Short task: List all lines of the data containing the word "Panel".

━━━━━━

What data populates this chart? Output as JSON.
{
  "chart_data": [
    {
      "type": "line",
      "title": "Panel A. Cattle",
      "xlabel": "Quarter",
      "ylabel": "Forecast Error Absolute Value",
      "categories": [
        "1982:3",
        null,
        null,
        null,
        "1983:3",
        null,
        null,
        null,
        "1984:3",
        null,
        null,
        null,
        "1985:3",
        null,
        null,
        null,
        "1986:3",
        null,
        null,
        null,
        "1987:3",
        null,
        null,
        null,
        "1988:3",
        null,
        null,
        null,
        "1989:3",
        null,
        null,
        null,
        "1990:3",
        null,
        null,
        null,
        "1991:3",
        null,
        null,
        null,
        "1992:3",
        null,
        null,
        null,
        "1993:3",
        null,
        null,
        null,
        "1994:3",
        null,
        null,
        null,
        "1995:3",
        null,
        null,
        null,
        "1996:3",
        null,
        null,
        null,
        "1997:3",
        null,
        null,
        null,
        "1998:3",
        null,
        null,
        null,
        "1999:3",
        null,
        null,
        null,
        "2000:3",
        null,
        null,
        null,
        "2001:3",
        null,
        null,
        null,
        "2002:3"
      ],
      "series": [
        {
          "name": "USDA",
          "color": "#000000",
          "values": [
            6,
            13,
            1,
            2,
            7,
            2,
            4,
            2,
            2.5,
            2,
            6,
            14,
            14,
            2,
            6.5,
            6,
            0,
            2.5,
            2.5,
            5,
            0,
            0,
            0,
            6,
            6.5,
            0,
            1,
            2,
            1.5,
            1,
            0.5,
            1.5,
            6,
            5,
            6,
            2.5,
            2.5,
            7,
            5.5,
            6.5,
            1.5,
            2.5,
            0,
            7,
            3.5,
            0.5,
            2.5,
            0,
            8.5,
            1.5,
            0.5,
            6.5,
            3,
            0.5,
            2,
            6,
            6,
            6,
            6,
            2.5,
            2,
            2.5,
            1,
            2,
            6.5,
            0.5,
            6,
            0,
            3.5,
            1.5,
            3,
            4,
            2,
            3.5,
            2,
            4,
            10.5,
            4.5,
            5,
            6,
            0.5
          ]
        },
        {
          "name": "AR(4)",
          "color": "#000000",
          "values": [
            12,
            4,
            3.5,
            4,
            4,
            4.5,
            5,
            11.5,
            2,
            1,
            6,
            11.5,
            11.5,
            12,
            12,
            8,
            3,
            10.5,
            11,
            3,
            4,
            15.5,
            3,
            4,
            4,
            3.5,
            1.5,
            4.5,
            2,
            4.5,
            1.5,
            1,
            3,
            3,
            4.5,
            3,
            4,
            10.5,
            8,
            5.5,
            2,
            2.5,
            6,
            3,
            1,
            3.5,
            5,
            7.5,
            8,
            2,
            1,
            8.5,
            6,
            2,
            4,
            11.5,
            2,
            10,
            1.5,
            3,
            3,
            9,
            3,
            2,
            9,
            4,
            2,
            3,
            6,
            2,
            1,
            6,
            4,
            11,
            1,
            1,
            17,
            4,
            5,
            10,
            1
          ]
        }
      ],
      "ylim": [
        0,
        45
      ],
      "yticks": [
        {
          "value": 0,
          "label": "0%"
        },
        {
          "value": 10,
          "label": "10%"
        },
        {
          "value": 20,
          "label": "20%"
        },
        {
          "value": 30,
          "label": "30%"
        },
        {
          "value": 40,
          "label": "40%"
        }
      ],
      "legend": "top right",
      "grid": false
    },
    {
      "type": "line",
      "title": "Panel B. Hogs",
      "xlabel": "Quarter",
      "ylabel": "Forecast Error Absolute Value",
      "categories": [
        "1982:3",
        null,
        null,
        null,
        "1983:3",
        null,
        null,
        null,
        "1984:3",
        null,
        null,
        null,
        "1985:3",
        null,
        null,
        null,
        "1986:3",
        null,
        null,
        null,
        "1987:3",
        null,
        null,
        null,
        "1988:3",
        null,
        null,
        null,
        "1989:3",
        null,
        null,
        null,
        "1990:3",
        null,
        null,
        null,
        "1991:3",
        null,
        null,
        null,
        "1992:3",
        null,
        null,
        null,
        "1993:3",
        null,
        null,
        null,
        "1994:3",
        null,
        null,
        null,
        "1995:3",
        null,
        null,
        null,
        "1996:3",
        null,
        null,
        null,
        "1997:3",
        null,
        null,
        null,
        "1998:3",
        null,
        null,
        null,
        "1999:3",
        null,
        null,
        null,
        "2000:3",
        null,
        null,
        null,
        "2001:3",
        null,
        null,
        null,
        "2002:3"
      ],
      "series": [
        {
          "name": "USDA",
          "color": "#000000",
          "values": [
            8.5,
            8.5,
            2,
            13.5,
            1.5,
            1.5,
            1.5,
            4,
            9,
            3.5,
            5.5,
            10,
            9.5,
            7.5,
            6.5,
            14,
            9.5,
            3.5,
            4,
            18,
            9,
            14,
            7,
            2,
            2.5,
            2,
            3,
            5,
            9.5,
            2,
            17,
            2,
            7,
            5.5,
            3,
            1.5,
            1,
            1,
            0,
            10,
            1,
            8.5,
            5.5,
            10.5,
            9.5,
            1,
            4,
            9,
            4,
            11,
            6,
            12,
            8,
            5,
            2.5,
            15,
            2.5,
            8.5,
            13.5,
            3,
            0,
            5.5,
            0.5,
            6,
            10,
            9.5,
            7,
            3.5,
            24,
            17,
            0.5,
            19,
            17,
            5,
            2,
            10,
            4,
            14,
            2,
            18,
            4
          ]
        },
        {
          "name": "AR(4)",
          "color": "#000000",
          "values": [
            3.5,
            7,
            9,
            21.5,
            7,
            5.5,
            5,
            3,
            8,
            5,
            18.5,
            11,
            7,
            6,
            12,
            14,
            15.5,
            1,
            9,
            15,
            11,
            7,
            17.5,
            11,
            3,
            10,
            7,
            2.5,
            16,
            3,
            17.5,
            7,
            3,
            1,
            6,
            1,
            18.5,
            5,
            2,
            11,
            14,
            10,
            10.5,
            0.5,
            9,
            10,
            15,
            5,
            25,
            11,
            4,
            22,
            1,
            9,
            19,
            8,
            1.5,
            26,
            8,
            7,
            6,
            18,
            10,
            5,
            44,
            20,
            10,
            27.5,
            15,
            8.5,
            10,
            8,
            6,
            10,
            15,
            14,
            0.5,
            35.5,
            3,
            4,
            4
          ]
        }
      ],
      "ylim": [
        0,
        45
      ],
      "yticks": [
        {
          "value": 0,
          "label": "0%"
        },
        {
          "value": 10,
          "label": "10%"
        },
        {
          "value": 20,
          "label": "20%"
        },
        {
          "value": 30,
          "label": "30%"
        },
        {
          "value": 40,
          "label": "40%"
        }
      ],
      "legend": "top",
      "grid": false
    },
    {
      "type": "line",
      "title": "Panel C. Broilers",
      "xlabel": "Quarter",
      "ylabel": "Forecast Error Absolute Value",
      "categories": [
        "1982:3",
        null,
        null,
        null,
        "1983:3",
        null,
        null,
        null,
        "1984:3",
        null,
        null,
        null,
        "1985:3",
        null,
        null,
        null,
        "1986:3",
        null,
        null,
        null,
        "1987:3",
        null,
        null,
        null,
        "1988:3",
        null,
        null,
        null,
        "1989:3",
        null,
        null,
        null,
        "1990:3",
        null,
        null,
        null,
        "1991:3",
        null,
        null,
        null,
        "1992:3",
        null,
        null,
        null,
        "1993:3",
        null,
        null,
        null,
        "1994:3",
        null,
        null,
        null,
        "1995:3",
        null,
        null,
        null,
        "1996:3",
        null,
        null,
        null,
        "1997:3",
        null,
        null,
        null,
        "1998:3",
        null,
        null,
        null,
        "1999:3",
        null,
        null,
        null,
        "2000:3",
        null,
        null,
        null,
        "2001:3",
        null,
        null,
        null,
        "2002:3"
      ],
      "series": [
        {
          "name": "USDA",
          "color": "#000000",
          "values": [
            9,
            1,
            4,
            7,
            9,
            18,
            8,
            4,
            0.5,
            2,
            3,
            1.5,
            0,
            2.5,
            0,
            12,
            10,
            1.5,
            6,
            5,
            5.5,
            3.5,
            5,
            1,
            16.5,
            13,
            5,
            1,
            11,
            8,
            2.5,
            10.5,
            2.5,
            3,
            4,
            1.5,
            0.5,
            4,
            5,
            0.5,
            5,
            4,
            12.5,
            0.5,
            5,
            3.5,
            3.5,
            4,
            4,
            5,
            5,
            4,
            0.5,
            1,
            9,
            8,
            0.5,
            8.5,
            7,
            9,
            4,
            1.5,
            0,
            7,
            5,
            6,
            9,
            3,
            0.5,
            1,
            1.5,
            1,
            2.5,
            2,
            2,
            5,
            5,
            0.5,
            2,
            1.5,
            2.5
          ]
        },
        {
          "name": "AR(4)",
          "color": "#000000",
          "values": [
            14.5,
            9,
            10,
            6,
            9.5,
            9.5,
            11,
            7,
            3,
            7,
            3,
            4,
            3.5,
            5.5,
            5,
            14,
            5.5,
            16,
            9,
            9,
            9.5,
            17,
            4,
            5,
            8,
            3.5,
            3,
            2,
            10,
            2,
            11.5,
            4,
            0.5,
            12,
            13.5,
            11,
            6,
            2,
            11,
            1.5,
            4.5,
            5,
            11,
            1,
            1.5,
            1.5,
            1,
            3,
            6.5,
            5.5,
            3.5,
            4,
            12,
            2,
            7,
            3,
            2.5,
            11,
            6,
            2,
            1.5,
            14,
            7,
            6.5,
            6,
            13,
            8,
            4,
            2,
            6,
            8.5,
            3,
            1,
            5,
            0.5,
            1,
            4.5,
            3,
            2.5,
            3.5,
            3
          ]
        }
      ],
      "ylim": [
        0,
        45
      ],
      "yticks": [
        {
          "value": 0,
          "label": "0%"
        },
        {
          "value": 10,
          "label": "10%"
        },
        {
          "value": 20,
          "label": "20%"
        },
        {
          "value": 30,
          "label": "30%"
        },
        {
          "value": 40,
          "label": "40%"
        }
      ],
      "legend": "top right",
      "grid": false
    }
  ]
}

━━━━━━

Response for this exercise:
      "title": "Panel A. Cattle",
      "title": "Panel B. Hogs",
      "title": "Panel C. Broilers",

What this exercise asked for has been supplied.